─── Listing ───

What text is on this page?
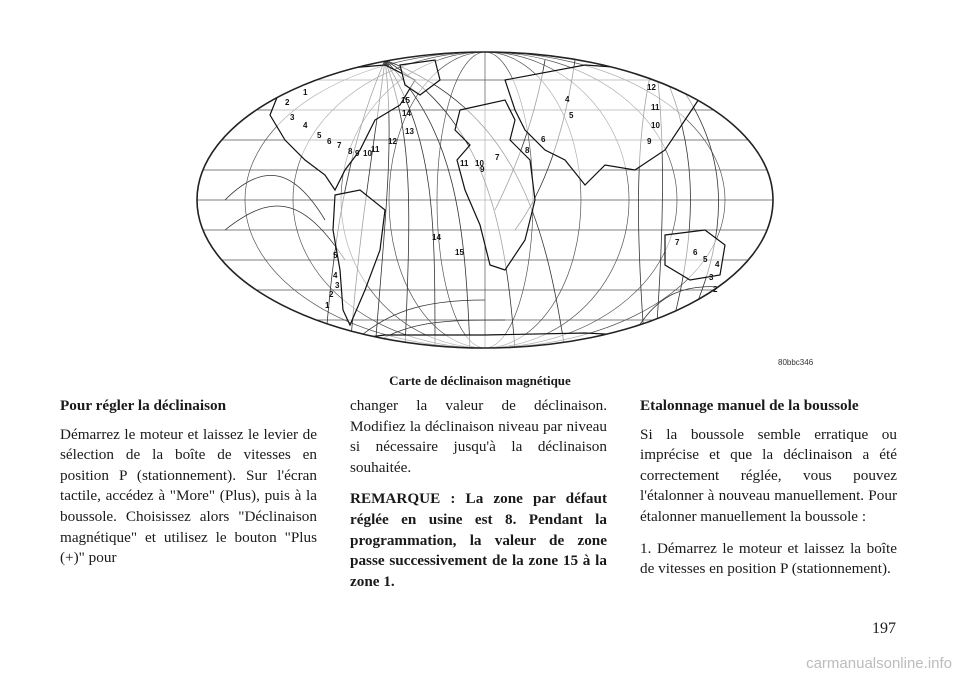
1
2
3
4
5
6 7
8 9 10 11
12
13
14
15
11 10
9
8
7
6
5
4
12
11
10
9
14
15
5
4
3
2
1
7
6
5
4
3
2
80bbc346
Carte de déclinaison magnétique

Pour régler la déclinaison

Démarrez le moteur et laissez le levier de sélection de la boîte de vitesses en position P (stationnement). Sur l'écran tactile, accédez à "More" (Plus), puis à la boussole. Choisissez alors "Déclinaison magnétique" et utilisez le bouton "Plus (+)" pour

changer la valeur de déclinaison. Modifiez la déclinaison niveau par niveau si nécessaire jusqu'à la déclinaison souhaitée.

REMARQUE : La zone par défaut réglée en usine est 8. Pendant la programmation, la valeur de zone passe successivement de la zone 15 à la zone 1.

Etalonnage manuel de la boussole

Si la boussole semble erratique ou imprécise et que la déclinaison a été correctement réglée, vous pouvez l'étalonner à nouveau manuellement. Pour étalonner manuellement la boussole :

1. Démarrez le moteur et laissez la boîte de vitesses en position P (stationnement).

197
carmanualsonline.info
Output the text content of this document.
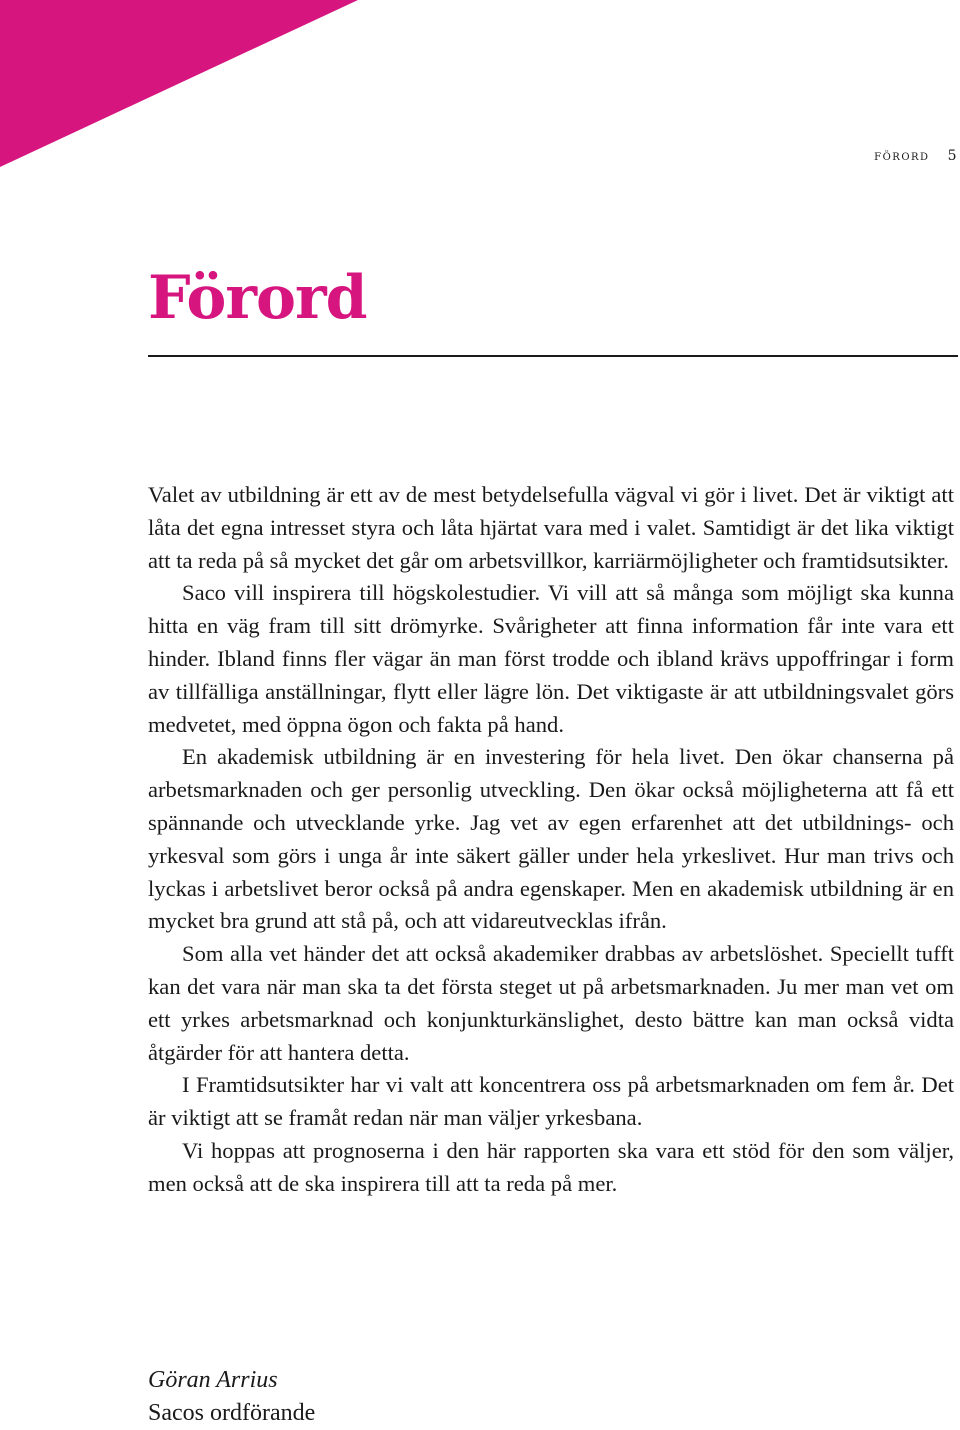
förord 5
Förord

Valet av utbildning är ett av de mest betydelsefulla vägval vi gör i livet. Det är viktigt att låta det egna intresset styra och låta hjärtat vara med i valet. Samtidigt är det lika viktigt att ta reda på så mycket det går om arbetsvillkor, karriärmöjligheter och framtidsutsikter.

Saco vill inspirera till högskolestudier. Vi vill att så många som möjligt ska kunna hitta en väg fram till sitt drömyrke. Svårigheter att finna information får inte vara ett hinder. Ibland finns fler vägar än man först trodde och ibland krävs uppoffringar i form av tillfälliga anställningar, flytt eller lägre lön. Det viktigaste är att utbildningsvalet görs medvetet, med öppna ögon och fakta på hand.

En akademisk utbildning är en investering för hela livet. Den ökar chanserna på arbetsmarknaden och ger personlig utveckling. Den ökar också möjligheterna att få ett spännande och utvecklande yrke. Jag vet av egen erfarenhet att det utbildnings- och yrkesval som görs i unga år inte säkert gäller under hela yrkeslivet. Hur man trivs och lyckas i arbetslivet beror också på andra egenskaper. Men en akademisk utbildning är en mycket bra grund att stå på, och att vidareutvecklas ifrån.

Som alla vet händer det att också akademiker drabbas av arbetslöshet. Speciellt tufft kan det vara när man ska ta det första steget ut på arbetsmarknaden. Ju mer man vet om ett yrkes arbetsmarknad och konjunkturkänslighet, desto bättre kan man också vidta åtgärder för att hantera detta.

I Framtidsutsikter har vi valt att koncentrera oss på arbetsmarknaden om fem år. Det är viktigt att se framåt redan när man väljer yrkesbana.

Vi hoppas att prognoserna i den här rapporten ska vara ett stöd för den som väljer, men också att de ska inspirera till att ta reda på mer.

Göran Arrius
Sacos ordförande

───

Keep only those lines of the records that hold "livet", and return them.

Valet av utbildning är ett av de mest betydelsefulla vägval vi gör i livet. Det är viktigt att låta det egna intresset styra och låta hjärtat vara med i valet. Samtidigt är det lika viktigt att ta reda på så mycket det går om arbetsvillkor, karriärmöjligheter och framtidsutsikter.
En akademisk utbildning är en investering för hela livet. Den ökar chanserna på arbetsmarknaden och ger personlig utveckling. Den ökar också möjligheterna att få ett spännande och utvecklande yrke. Jag vet av egen erfarenhet att det utbildnings- och yrkesval som görs i unga år inte säkert gäller under hela yrkeslivet. Hur man trivs och lyckas i arbetslivet beror också på andra egenskaper. Men en akademisk utbildning är en mycket bra grund att stå på, och att vidareutvecklas ifrån.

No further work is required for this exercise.